Problem details: Sift the listing for lines that hold the string "name" and pull them out.
╔══
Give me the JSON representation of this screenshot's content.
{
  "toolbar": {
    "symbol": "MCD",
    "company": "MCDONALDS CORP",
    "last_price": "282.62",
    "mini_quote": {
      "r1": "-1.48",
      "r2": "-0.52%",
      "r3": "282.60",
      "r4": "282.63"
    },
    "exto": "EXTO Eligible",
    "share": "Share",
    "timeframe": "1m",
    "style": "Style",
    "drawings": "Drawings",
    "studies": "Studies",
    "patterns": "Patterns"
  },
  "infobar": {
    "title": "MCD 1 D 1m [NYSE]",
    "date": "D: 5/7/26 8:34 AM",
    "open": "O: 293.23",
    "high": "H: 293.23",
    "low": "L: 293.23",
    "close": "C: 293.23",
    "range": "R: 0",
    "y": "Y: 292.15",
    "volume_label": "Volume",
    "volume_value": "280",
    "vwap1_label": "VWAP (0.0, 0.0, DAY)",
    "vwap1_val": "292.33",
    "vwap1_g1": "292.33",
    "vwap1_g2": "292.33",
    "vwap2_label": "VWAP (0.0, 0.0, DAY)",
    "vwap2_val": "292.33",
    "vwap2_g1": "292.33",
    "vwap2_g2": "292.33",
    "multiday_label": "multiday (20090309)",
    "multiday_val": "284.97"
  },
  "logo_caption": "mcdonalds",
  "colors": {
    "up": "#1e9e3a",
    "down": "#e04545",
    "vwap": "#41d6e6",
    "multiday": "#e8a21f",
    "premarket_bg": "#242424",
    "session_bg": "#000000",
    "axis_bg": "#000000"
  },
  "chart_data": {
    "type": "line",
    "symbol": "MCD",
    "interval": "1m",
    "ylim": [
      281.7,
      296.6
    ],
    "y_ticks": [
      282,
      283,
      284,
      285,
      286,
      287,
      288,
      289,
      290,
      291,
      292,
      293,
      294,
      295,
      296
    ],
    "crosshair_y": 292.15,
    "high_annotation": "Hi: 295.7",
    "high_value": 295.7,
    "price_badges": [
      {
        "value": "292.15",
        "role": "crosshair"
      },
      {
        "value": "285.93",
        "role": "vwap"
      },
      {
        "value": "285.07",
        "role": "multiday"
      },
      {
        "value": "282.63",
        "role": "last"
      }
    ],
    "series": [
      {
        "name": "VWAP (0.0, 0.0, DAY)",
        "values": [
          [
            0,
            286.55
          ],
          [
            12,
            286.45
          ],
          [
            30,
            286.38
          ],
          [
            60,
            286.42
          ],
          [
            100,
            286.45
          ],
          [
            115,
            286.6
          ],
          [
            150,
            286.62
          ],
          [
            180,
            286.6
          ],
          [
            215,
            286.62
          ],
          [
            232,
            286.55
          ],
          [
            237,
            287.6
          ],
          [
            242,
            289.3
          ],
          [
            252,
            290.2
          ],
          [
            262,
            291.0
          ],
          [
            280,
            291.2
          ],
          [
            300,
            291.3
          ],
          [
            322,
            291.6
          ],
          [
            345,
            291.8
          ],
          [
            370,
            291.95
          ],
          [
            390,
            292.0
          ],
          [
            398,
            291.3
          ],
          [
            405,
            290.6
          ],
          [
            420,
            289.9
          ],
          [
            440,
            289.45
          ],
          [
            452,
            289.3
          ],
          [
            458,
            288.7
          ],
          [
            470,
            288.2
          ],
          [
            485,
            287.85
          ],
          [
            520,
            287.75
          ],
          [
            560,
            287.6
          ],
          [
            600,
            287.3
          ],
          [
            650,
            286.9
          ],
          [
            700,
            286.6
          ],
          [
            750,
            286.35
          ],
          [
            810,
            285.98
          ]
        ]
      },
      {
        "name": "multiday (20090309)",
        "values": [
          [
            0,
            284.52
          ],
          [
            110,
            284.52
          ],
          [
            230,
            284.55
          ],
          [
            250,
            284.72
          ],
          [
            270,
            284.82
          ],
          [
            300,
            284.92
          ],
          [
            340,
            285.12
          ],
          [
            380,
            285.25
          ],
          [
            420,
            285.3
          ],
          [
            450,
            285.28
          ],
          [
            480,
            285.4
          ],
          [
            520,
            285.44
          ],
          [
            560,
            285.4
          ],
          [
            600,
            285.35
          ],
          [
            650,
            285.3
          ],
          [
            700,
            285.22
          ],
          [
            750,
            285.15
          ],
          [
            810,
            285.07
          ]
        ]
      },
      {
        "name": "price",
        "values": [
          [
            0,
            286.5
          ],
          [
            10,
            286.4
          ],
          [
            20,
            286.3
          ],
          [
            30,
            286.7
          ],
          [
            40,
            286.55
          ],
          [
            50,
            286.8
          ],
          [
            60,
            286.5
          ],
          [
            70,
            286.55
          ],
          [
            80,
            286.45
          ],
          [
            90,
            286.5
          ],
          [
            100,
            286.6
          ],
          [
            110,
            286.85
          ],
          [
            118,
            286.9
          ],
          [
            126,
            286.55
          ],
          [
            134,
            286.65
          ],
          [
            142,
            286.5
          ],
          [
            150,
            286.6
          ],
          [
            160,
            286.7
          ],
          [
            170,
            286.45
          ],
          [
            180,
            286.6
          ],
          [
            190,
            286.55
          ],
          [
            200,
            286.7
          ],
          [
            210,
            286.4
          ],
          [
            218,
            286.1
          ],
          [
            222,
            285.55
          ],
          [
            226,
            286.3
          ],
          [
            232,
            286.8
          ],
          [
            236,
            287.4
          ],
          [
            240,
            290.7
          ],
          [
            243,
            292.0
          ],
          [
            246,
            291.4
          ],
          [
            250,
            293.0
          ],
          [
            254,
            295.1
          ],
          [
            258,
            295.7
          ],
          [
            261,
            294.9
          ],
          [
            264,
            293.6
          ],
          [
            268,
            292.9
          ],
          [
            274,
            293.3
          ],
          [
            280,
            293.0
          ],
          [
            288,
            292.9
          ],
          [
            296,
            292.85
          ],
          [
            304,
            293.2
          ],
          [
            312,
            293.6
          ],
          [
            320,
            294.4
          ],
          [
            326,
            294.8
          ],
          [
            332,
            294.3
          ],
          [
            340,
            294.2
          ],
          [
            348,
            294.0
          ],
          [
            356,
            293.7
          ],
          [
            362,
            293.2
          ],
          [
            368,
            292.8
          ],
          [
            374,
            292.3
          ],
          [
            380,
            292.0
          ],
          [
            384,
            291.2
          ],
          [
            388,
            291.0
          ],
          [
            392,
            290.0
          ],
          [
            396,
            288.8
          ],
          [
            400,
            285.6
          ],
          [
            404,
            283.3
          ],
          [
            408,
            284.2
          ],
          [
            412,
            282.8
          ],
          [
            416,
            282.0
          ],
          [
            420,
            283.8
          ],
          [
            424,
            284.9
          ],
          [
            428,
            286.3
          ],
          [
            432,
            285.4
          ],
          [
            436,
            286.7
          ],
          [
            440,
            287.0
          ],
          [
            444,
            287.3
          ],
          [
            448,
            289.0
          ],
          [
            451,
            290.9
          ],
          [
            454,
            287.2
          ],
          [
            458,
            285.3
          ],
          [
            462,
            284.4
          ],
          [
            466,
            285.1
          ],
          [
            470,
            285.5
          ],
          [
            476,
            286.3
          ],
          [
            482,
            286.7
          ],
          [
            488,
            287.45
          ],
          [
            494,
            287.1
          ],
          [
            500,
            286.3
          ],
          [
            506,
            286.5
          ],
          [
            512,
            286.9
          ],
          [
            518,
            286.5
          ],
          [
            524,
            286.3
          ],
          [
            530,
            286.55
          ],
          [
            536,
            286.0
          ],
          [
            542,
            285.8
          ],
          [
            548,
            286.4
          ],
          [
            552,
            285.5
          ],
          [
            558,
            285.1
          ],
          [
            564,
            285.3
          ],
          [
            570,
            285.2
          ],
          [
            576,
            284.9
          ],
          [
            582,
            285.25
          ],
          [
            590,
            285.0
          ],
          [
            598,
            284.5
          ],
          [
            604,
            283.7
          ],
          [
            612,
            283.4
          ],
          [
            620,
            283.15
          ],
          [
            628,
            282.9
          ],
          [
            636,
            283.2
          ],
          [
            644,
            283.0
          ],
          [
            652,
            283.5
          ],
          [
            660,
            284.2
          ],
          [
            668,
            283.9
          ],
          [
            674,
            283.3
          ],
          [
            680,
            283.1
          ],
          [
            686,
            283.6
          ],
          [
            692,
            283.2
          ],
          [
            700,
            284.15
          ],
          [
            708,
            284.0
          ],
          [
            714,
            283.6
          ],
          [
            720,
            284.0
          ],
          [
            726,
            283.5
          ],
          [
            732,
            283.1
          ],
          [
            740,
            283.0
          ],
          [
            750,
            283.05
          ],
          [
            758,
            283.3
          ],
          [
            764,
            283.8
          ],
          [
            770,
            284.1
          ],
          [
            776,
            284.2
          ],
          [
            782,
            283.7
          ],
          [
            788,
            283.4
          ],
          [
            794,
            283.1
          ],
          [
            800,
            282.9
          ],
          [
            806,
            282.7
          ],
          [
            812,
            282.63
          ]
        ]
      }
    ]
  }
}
╚══
Response to this exercise:
        "name": "VWAP (0.0, 0.0, DAY)",
        "name": "multiday (20090309)",
        "name": "price",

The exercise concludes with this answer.